PROVIDED ENTRIES
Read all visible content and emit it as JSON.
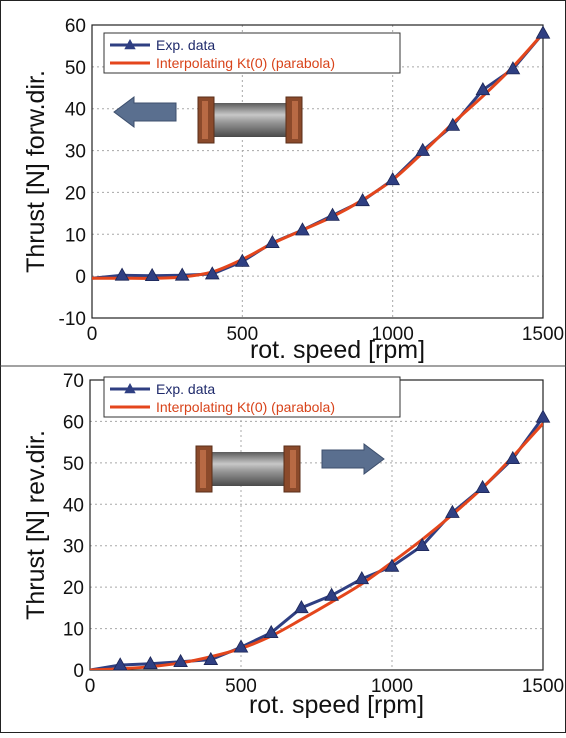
{
  "colors": {
    "exp": "#2f3f82",
    "fit": "#e4461c",
    "grid": "#a8a8a8",
    "arrow": "#5a6f8f"
  },
  "chart_data": [
    {
      "type": "line",
      "xlabel": "rot. speed [rpm]",
      "ylabel": "Thrust [N] forw.dir.",
      "xlim": [
        0,
        1500
      ],
      "ylim": [
        -10,
        60
      ],
      "xticks": [
        0,
        500,
        1000,
        1500
      ],
      "yticks": [
        -10,
        0,
        10,
        20,
        30,
        40,
        50,
        60
      ],
      "grid": true,
      "legend": "top-left",
      "arrow_direction": "left",
      "series": [
        {
          "name": "Exp. data",
          "marker": "triangle",
          "x": [
            0,
            100,
            200,
            300,
            400,
            500,
            600,
            700,
            800,
            900,
            1000,
            1100,
            1200,
            1300,
            1400,
            1500
          ],
          "y": [
            -0.5,
            0.2,
            0.1,
            0.2,
            0.5,
            3.5,
            8.0,
            11.0,
            14.5,
            18.0,
            23.0,
            30.0,
            36.0,
            44.5,
            49.5,
            58.0
          ]
        },
        {
          "name": "Interpolating Kt(0) (parabola)",
          "x": [
            0,
            100,
            200,
            300,
            400,
            500,
            600,
            700,
            800,
            900,
            1000,
            1100,
            1200,
            1300,
            1400,
            1500
          ],
          "y": [
            -0.5,
            -0.5,
            -0.5,
            -0.2,
            1.0,
            4.0,
            7.8,
            11.0,
            14.2,
            18.2,
            23.0,
            29.5,
            36.5,
            43.0,
            50.0,
            58.0
          ]
        }
      ]
    },
    {
      "type": "line",
      "xlabel": "rot. speed [rpm]",
      "ylabel": "Thrust [N] rev.dir.",
      "xlim": [
        0,
        1500
      ],
      "ylim": [
        0,
        70
      ],
      "xticks": [
        0,
        500,
        1000,
        1500
      ],
      "yticks": [
        0,
        10,
        20,
        30,
        40,
        50,
        60,
        70
      ],
      "grid": true,
      "legend": "top-left",
      "arrow_direction": "right",
      "series": [
        {
          "name": "Exp. data",
          "marker": "triangle",
          "x": [
            0,
            100,
            200,
            300,
            400,
            500,
            600,
            700,
            800,
            900,
            1000,
            1100,
            1200,
            1300,
            1400,
            1500
          ],
          "y": [
            0,
            1.2,
            1.5,
            2.0,
            2.5,
            5.5,
            9.0,
            15.0,
            18.0,
            22.0,
            25.0,
            30.0,
            38.0,
            44.0,
            51.0,
            61.0
          ]
        },
        {
          "name": "Interpolating Kt(0) (parabola)",
          "x": [
            0,
            100,
            200,
            300,
            400,
            500,
            600,
            700,
            800,
            900,
            1000,
            1100,
            1200,
            1300,
            1400,
            1500
          ],
          "y": [
            0,
            0.3,
            0.8,
            1.7,
            3.2,
            5.2,
            8.2,
            12.2,
            16.4,
            20.8,
            26.0,
            31.5,
            37.5,
            44.0,
            51.5,
            59.5
          ]
        }
      ]
    }
  ]
}
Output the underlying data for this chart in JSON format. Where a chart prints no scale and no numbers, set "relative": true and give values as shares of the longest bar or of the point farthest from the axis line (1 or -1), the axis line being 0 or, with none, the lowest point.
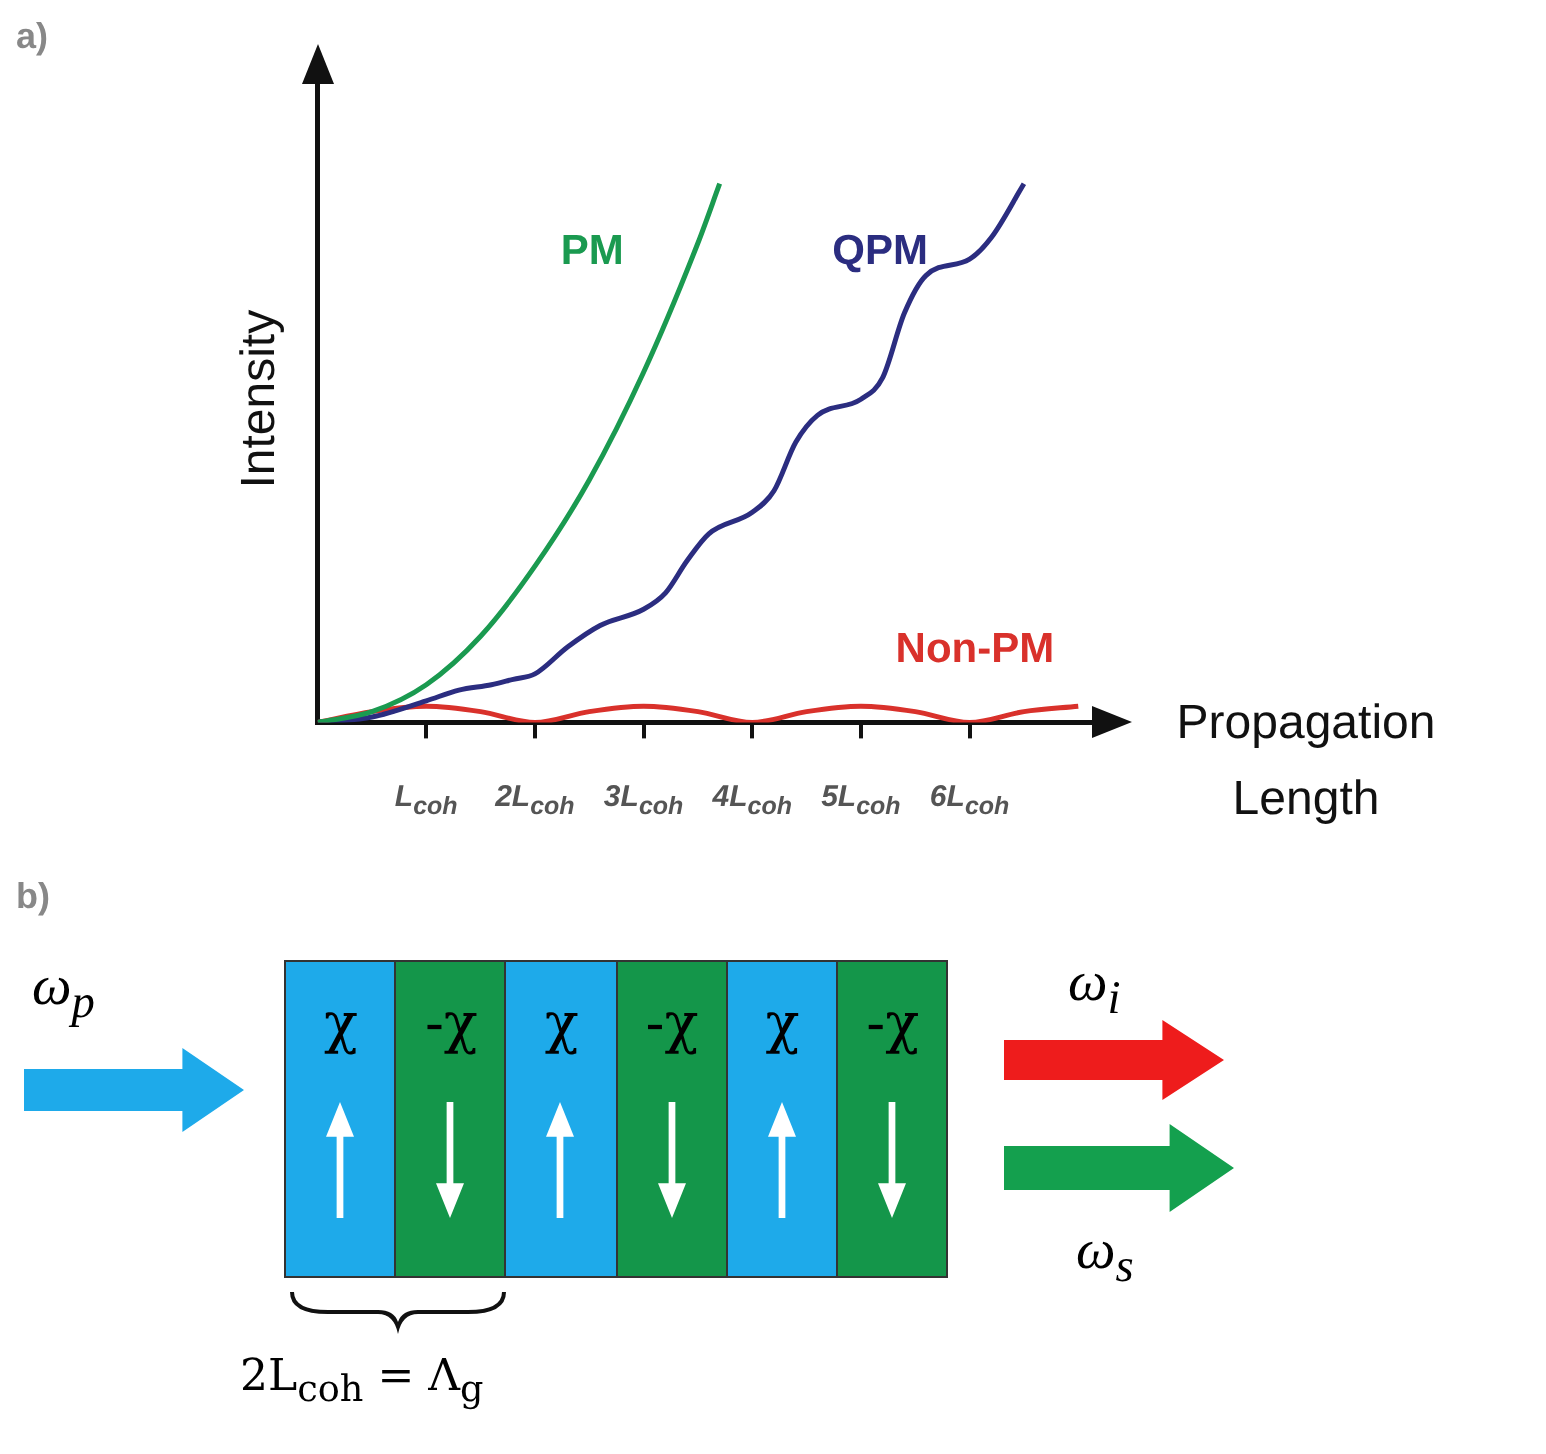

TASK GOAL
What is the number of lines above that contain "Thrust"? Answer with that number only.

SOLVED EXERCISE
2